* BEGIN Supplied records *
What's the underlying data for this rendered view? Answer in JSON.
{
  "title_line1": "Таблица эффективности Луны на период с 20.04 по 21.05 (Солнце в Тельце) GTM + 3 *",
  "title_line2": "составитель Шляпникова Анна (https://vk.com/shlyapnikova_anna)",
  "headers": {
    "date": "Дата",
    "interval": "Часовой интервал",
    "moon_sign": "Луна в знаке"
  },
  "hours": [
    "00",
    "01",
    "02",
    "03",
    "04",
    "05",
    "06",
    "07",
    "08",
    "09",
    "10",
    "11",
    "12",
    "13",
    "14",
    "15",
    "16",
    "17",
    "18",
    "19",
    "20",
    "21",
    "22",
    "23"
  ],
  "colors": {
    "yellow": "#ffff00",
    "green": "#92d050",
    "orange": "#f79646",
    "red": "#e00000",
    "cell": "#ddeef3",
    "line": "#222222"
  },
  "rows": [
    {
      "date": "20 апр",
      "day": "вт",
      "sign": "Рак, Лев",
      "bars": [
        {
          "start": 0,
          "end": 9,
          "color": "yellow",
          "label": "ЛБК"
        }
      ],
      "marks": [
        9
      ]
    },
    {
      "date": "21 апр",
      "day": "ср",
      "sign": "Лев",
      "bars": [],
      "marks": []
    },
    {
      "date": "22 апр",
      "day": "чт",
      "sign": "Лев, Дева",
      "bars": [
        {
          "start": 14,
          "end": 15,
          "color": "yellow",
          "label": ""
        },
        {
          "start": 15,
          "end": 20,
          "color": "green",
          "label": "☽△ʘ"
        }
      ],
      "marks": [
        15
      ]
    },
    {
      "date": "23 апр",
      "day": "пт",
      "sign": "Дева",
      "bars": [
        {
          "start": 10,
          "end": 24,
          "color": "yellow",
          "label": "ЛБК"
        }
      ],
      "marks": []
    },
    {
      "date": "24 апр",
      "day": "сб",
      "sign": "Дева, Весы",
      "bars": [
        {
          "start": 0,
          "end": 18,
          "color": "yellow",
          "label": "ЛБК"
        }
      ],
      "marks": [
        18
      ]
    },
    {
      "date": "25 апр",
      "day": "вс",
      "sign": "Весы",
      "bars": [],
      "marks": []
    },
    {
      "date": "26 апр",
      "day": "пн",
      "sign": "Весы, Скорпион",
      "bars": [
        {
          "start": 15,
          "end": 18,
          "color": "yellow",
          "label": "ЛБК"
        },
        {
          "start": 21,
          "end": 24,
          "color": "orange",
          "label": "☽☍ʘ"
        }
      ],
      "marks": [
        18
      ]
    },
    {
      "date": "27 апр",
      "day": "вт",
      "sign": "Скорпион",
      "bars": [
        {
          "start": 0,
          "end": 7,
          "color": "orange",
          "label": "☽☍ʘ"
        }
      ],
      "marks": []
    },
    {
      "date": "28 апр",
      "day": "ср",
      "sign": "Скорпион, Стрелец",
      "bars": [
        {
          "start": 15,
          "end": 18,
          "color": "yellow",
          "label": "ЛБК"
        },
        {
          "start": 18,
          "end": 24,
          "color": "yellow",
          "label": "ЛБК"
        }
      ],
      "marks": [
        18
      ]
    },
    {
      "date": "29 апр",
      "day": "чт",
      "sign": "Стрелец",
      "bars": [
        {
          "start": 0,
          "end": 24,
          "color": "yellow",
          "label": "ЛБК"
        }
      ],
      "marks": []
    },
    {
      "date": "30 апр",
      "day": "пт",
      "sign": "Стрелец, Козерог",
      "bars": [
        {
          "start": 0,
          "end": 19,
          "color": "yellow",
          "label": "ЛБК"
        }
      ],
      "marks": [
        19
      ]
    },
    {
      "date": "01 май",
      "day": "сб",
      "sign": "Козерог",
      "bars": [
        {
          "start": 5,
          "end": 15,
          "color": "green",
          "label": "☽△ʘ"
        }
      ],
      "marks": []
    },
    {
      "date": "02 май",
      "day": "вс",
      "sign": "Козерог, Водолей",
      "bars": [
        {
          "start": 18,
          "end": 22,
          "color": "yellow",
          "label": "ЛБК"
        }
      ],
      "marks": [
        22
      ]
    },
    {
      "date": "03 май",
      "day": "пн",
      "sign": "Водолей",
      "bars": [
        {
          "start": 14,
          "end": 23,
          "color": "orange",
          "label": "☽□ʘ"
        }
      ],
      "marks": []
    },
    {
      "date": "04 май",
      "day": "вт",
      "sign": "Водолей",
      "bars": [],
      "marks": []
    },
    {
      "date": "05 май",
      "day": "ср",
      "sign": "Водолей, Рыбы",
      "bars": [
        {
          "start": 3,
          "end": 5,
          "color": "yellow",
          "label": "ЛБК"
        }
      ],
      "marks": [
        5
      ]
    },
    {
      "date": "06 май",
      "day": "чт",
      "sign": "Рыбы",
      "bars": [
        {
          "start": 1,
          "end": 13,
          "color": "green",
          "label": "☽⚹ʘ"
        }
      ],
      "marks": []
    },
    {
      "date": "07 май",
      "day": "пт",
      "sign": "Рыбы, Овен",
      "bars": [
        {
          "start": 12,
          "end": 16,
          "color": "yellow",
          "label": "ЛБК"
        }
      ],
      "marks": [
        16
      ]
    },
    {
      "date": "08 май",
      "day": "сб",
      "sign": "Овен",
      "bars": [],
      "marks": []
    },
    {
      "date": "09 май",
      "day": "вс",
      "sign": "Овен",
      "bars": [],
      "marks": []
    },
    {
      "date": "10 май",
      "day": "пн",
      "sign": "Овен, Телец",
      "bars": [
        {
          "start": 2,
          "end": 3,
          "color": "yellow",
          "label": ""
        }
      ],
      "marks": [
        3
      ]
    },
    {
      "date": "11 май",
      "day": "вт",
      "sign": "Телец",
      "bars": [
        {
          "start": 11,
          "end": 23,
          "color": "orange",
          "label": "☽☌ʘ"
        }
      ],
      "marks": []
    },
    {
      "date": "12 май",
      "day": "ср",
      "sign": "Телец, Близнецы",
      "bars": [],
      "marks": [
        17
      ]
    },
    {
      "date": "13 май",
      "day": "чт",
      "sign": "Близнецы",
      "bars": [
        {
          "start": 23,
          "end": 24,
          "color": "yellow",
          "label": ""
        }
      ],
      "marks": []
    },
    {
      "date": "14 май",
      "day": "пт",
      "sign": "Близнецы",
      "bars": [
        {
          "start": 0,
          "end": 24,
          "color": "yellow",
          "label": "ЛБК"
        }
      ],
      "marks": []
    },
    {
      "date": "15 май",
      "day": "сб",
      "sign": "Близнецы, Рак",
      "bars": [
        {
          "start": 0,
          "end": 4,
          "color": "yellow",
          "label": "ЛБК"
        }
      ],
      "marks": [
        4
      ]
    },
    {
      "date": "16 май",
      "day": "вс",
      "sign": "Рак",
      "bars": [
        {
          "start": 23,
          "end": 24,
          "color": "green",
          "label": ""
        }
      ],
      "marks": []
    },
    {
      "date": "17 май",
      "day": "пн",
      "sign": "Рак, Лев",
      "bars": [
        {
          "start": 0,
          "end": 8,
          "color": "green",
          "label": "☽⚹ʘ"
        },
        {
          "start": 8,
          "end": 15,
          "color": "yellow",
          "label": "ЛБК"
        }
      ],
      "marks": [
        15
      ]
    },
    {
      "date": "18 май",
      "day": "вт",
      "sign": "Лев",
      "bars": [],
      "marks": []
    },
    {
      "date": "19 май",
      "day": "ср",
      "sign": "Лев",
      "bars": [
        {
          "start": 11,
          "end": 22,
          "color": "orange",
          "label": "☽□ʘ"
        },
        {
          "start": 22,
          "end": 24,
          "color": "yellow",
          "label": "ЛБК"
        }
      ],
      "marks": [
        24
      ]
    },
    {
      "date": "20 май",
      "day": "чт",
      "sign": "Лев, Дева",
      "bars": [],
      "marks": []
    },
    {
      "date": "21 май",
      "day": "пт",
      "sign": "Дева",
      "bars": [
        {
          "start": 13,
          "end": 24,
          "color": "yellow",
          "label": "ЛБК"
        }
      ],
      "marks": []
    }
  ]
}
* END Supplied records *
Task statement
Find the word "Телец" in the entries above and gather every line that holds it.

Correct answer
      "sign": "Овен, Телец",
      "sign": "Телец",
      "sign": "Телец, Близнецы",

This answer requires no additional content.